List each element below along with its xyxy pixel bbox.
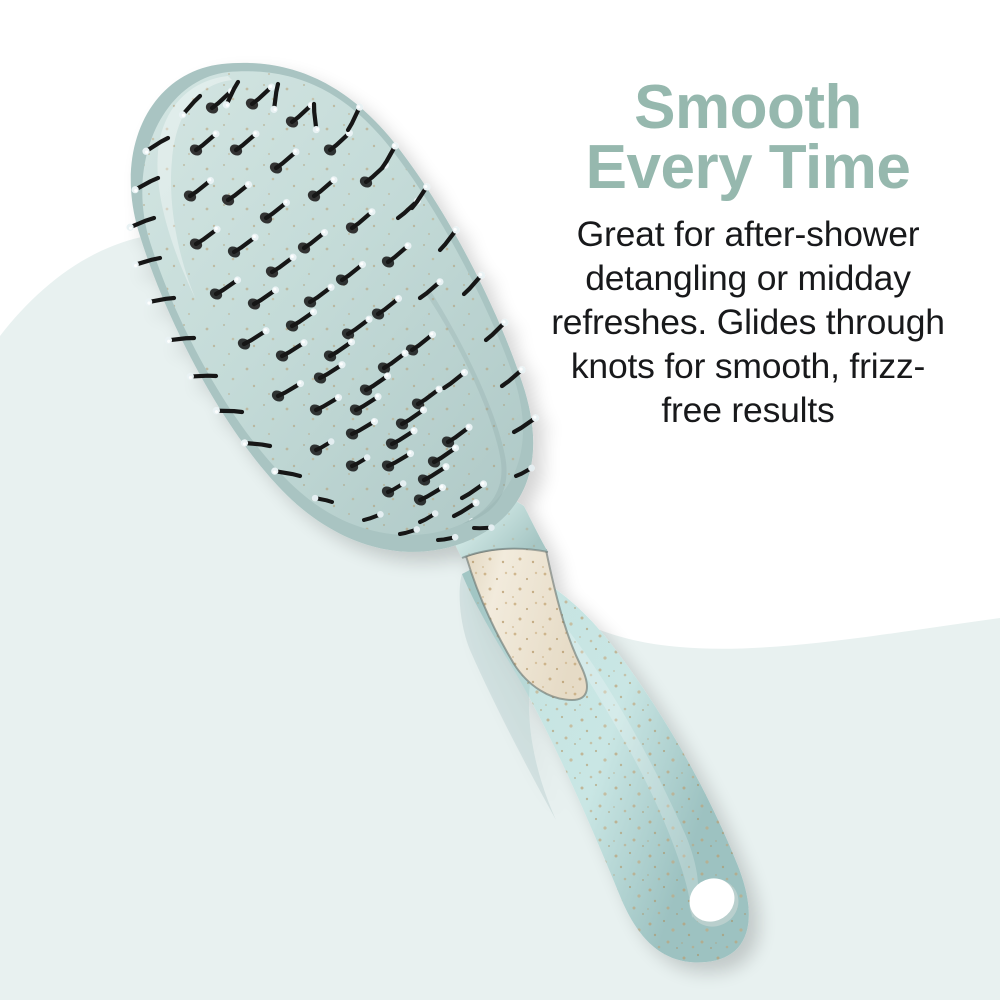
bristles	[182, 83, 487, 536]
page-title: Smooth Every Time	[548, 78, 948, 198]
brush-neck	[438, 491, 548, 558]
hang-hole	[681, 870, 748, 936]
handle-neck-panel	[466, 548, 587, 700]
product-hero-banner: Smooth Every Time Great for after-shower…	[0, 0, 1000, 1000]
product-description: Great for after-shower detangling or mid…	[548, 212, 948, 432]
brush-handle	[460, 556, 749, 962]
brush-head-pad	[131, 63, 533, 552]
copy-panel: Smooth Every Time Great for after-shower…	[548, 78, 948, 432]
bristles-edge	[126, 82, 539, 548]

______

### What to do
Please copy the data above line for line with no changes, leaving out the pictures.

### Answer to the task
List each element below along with its xyxy pixel bbox.
bristles	[182, 83, 487, 536]
page-title: Smooth Every Time	[548, 78, 948, 198]
brush-neck	[438, 491, 548, 558]
hang-hole	[681, 870, 748, 936]
handle-neck-panel	[466, 548, 587, 700]
product-hero-banner: Smooth Every Time Great for after-shower…	[0, 0, 1000, 1000]
product-description: Great for after-shower detangling or mid…	[548, 212, 948, 432]
brush-handle	[460, 556, 749, 962]
brush-head-pad	[131, 63, 533, 552]
copy-panel: Smooth Every Time Great for after-shower…	[548, 78, 948, 432]
bristles-edge	[126, 82, 539, 548]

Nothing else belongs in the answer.